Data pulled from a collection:
▼
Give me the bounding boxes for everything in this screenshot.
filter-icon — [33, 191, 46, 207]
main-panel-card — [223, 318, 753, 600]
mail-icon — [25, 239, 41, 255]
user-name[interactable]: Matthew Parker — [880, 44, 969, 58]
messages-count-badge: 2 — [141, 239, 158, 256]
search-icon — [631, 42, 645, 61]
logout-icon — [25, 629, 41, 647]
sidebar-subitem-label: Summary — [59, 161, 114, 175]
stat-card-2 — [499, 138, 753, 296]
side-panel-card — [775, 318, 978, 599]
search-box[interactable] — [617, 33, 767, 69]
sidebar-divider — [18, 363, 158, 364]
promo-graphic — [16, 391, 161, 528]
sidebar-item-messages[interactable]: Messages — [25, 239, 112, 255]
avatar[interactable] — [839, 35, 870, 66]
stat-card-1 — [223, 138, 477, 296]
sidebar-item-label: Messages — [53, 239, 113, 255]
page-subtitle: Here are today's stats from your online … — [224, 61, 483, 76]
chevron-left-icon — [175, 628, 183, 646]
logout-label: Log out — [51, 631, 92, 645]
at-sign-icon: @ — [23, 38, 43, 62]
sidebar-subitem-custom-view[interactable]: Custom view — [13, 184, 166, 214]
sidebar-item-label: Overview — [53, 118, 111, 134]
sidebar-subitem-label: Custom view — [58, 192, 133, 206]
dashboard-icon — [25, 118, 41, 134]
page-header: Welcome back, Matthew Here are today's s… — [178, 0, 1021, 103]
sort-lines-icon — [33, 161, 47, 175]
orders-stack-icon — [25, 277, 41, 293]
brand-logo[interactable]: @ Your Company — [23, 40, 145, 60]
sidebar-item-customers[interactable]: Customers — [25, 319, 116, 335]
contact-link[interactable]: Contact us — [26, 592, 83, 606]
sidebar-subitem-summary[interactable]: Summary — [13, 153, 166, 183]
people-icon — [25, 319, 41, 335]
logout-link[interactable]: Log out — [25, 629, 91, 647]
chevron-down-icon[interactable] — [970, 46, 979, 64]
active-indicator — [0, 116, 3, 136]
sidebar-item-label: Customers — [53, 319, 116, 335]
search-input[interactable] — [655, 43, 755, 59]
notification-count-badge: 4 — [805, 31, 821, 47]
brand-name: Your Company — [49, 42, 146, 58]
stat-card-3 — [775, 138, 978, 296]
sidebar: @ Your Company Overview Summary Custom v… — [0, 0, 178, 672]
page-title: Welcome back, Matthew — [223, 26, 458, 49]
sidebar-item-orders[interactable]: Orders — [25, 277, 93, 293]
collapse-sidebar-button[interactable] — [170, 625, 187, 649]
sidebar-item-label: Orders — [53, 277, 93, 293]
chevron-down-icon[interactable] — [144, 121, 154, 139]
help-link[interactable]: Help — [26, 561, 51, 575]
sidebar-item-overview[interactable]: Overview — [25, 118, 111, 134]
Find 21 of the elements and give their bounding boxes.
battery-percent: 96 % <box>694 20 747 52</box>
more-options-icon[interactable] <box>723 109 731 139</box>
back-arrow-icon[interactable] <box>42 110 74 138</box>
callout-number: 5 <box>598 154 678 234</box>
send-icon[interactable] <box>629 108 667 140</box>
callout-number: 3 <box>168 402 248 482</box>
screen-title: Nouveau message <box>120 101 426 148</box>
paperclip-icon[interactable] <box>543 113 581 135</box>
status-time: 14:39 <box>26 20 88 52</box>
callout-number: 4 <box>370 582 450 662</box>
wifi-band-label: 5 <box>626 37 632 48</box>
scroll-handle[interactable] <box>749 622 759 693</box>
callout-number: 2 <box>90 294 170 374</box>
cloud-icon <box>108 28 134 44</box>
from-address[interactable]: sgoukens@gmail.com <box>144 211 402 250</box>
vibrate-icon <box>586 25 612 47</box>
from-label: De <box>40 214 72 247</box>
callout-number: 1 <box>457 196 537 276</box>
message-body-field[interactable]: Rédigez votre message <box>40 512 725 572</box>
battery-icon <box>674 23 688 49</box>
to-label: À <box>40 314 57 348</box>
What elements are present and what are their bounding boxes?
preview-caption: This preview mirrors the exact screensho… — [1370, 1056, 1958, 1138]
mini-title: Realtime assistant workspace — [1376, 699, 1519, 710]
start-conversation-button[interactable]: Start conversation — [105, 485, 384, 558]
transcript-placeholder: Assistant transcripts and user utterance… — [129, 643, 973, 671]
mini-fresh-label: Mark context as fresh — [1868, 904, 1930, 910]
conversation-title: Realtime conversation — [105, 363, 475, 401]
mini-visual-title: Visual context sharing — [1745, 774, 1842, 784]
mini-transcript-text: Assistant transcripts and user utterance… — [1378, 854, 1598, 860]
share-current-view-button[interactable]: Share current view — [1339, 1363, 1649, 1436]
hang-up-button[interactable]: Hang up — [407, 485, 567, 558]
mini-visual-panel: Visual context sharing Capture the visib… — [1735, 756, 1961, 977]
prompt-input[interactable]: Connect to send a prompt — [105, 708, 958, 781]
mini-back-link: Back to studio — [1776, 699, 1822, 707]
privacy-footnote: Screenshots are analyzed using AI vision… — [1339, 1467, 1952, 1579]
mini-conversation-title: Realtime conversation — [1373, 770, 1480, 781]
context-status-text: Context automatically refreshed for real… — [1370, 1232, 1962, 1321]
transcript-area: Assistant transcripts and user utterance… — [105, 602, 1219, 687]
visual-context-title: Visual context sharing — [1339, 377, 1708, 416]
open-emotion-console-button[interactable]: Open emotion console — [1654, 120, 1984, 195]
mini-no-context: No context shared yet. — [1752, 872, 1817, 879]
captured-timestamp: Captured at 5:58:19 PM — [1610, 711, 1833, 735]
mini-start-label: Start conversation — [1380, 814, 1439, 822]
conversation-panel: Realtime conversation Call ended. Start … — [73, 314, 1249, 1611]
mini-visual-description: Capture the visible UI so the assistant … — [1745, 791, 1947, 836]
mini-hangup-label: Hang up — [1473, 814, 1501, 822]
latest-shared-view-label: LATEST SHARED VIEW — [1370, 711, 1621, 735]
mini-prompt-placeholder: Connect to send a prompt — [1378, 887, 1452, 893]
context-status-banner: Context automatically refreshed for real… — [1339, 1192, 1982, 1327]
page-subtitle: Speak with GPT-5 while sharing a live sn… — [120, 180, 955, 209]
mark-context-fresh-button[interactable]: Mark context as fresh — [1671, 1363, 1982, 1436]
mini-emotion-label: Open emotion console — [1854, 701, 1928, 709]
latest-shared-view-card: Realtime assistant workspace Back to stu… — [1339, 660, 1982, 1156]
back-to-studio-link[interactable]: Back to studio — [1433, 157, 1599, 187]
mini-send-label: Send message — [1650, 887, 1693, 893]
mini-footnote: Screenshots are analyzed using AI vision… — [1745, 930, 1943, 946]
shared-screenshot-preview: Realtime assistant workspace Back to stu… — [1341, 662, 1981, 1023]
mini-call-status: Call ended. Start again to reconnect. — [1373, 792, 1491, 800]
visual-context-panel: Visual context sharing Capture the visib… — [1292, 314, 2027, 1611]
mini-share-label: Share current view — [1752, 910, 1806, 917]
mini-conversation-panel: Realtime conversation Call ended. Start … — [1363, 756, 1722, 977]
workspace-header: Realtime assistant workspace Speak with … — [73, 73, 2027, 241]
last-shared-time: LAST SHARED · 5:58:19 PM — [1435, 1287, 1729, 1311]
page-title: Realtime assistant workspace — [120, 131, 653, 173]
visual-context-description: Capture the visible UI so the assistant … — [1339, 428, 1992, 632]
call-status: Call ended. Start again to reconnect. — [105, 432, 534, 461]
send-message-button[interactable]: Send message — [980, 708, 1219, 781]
▲
=== Stated goal ===
Print every row above verbatim, keeping each on its own line and in the same order.

=== Full output ===
Give me the bounding boxes for everything in this screenshot.
filter-icon — [33, 191, 46, 207]
main-panel-card — [223, 318, 753, 600]
mail-icon — [25, 239, 41, 255]
user-name[interactable]: Matthew Parker — [880, 44, 969, 58]
messages-count-badge: 2 — [141, 239, 158, 256]
search-icon — [631, 42, 645, 61]
logout-icon — [25, 629, 41, 647]
sidebar-subitem-label: Summary — [59, 161, 114, 175]
stat-card-2 — [499, 138, 753, 296]
side-panel-card — [775, 318, 978, 599]
search-box[interactable] — [617, 33, 767, 69]
sidebar-divider — [18, 363, 158, 364]
promo-graphic — [16, 391, 161, 528]
sidebar-item-messages[interactable]: Messages — [25, 239, 112, 255]
avatar[interactable] — [839, 35, 870, 66]
stat-card-1 — [223, 138, 477, 296]
sidebar-item-label: Messages — [53, 239, 113, 255]
page-subtitle: Here are today's stats from your online … — [224, 61, 483, 76]
chevron-left-icon — [175, 628, 183, 646]
logout-label: Log out — [51, 631, 92, 645]
at-sign-icon: @ — [23, 38, 43, 62]
sidebar-subitem-custom-view[interactable]: Custom view — [13, 184, 166, 214]
sidebar-item-label: Overview — [53, 118, 111, 134]
sidebar-subitem-label: Custom view — [58, 192, 133, 206]
dashboard-icon — [25, 118, 41, 134]
page-header: Welcome back, Matthew Here are today's s… — [178, 0, 1021, 103]
sort-lines-icon — [33, 161, 47, 175]
orders-stack-icon — [25, 277, 41, 293]
brand-logo[interactable]: @ Your Company — [23, 40, 145, 60]
sidebar-item-customers[interactable]: Customers — [25, 319, 116, 335]
contact-link[interactable]: Contact us — [26, 592, 83, 606]
sidebar-subitem-summary[interactable]: Summary — [13, 153, 166, 183]
people-icon — [25, 319, 41, 335]
logout-link[interactable]: Log out — [25, 629, 91, 647]
chevron-down-icon[interactable] — [970, 46, 979, 64]
active-indicator — [0, 116, 3, 136]
sidebar-item-label: Customers — [53, 319, 116, 335]
search-input[interactable] — [655, 43, 755, 59]
notification-count-badge: 4 — [805, 31, 821, 47]
brand-name: Your Company — [49, 42, 146, 58]
stat-card-3 — [775, 138, 978, 296]
sidebar: @ Your Company Overview Summary Custom v… — [0, 0, 178, 672]
page-title: Welcome back, Matthew — [223, 26, 458, 49]
sidebar-item-orders[interactable]: Orders — [25, 277, 93, 293]
collapse-sidebar-button[interactable] — [170, 625, 187, 649]
sidebar-item-label: Orders — [53, 277, 93, 293]
chevron-down-icon[interactable] — [144, 121, 154, 139]
help-link[interactable]: Help — [26, 561, 51, 575]
sidebar-item-overview[interactable]: Overview — [25, 118, 111, 134]
Find 21 of the elements and give their bounding boxes.
battery-percent: 96 % <box>694 20 747 52</box>
more-options-icon[interactable] <box>723 109 731 139</box>
back-arrow-icon[interactable] <box>42 110 74 138</box>
callout-number: 5 <box>598 154 678 234</box>
send-icon[interactable] <box>629 108 667 140</box>
callout-number: 3 <box>168 402 248 482</box>
screen-title: Nouveau message <box>120 101 426 148</box>
paperclip-icon[interactable] <box>543 113 581 135</box>
status-time: 14:39 <box>26 20 88 52</box>
callout-number: 4 <box>370 582 450 662</box>
wifi-band-label: 5 <box>626 37 632 48</box>
scroll-handle[interactable] <box>749 622 759 693</box>
callout-number: 2 <box>90 294 170 374</box>
cloud-icon <box>108 28 134 44</box>
from-address[interactable]: sgoukens@gmail.com <box>144 211 402 250</box>
vibrate-icon <box>586 25 612 47</box>
from-label: De <box>40 214 72 247</box>
callout-number: 1 <box>457 196 537 276</box>
message-body-field[interactable]: Rédigez votre message <box>40 512 725 572</box>
battery-icon <box>674 23 688 49</box>
to-label: À <box>40 314 57 348</box>
What elements are present and what are their bounding boxes?
preview-caption: This preview mirrors the exact screensho… — [1370, 1056, 1958, 1138]
mini-title: Realtime assistant workspace — [1376, 699, 1519, 710]
start-conversation-button[interactable]: Start conversation — [105, 485, 384, 558]
transcript-placeholder: Assistant transcripts and user utterance… — [129, 643, 973, 671]
mini-fresh-label: Mark context as fresh — [1868, 904, 1930, 910]
conversation-title: Realtime conversation — [105, 363, 475, 401]
mini-visual-title: Visual context sharing — [1745, 774, 1842, 784]
mini-transcript-text: Assistant transcripts and user utterance… — [1378, 854, 1598, 860]
share-current-view-button[interactable]: Share current view — [1339, 1363, 1649, 1436]
hang-up-button[interactable]: Hang up — [407, 485, 567, 558]
mini-visual-panel: Visual context sharing Capture the visib… — [1735, 756, 1961, 977]
prompt-input[interactable]: Connect to send a prompt — [105, 708, 958, 781]
mini-back-link: Back to studio — [1776, 699, 1822, 707]
privacy-footnote: Screenshots are analyzed using AI vision… — [1339, 1467, 1952, 1579]
mini-conversation-title: Realtime conversation — [1373, 770, 1480, 781]
context-status-text: Context automatically refreshed for real… — [1370, 1232, 1962, 1321]
transcript-area: Assistant transcripts and user utterance… — [105, 602, 1219, 687]
visual-context-title: Visual context sharing — [1339, 377, 1708, 416]
open-emotion-console-button[interactable]: Open emotion console — [1654, 120, 1984, 195]
mini-no-context: No context shared yet. — [1752, 872, 1817, 879]
captured-timestamp: Captured at 5:58:19 PM — [1610, 711, 1833, 735]
mini-start-label: Start conversation — [1380, 814, 1439, 822]
conversation-panel: Realtime conversation Call ended. Start … — [73, 314, 1249, 1611]
mini-visual-description: Capture the visible UI so the assistant … — [1745, 791, 1947, 836]
mini-hangup-label: Hang up — [1473, 814, 1501, 822]
latest-shared-view-label: LATEST SHARED VIEW — [1370, 711, 1621, 735]
mini-prompt-placeholder: Connect to send a prompt — [1378, 887, 1452, 893]
context-status-banner: Context automatically refreshed for real… — [1339, 1192, 1982, 1327]
page-subtitle: Speak with GPT-5 while sharing a live sn… — [120, 180, 955, 209]
mark-context-fresh-button[interactable]: Mark context as fresh — [1671, 1363, 1982, 1436]
mini-emotion-label: Open emotion console — [1854, 701, 1928, 709]
latest-shared-view-card: Realtime assistant workspace Back to stu… — [1339, 660, 1982, 1156]
back-to-studio-link[interactable]: Back to studio — [1433, 157, 1599, 187]
mini-send-label: Send message — [1650, 887, 1693, 893]
mini-footnote: Screenshots are analyzed using AI vision… — [1745, 930, 1943, 946]
shared-screenshot-preview: Realtime assistant workspace Back to stu… — [1341, 662, 1981, 1023]
mini-call-status: Call ended. Start again to reconnect. — [1373, 792, 1491, 800]
visual-context-panel: Visual context sharing Capture the visib… — [1292, 314, 2027, 1611]
mini-share-label: Share current view — [1752, 910, 1806, 917]
mini-conversation-panel: Realtime conversation Call ended. Start … — [1363, 756, 1722, 977]
workspace-header: Realtime assistant workspace Speak with … — [73, 73, 2027, 241]
last-shared-time: LAST SHARED · 5:58:19 PM — [1435, 1287, 1729, 1311]
page-title: Realtime assistant workspace — [120, 131, 653, 173]
visual-context-description: Capture the visible UI so the assistant … — [1339, 428, 1992, 632]
call-status: Call ended. Start again to reconnect. — [105, 432, 534, 461]
send-message-button[interactable]: Send message — [980, 708, 1219, 781]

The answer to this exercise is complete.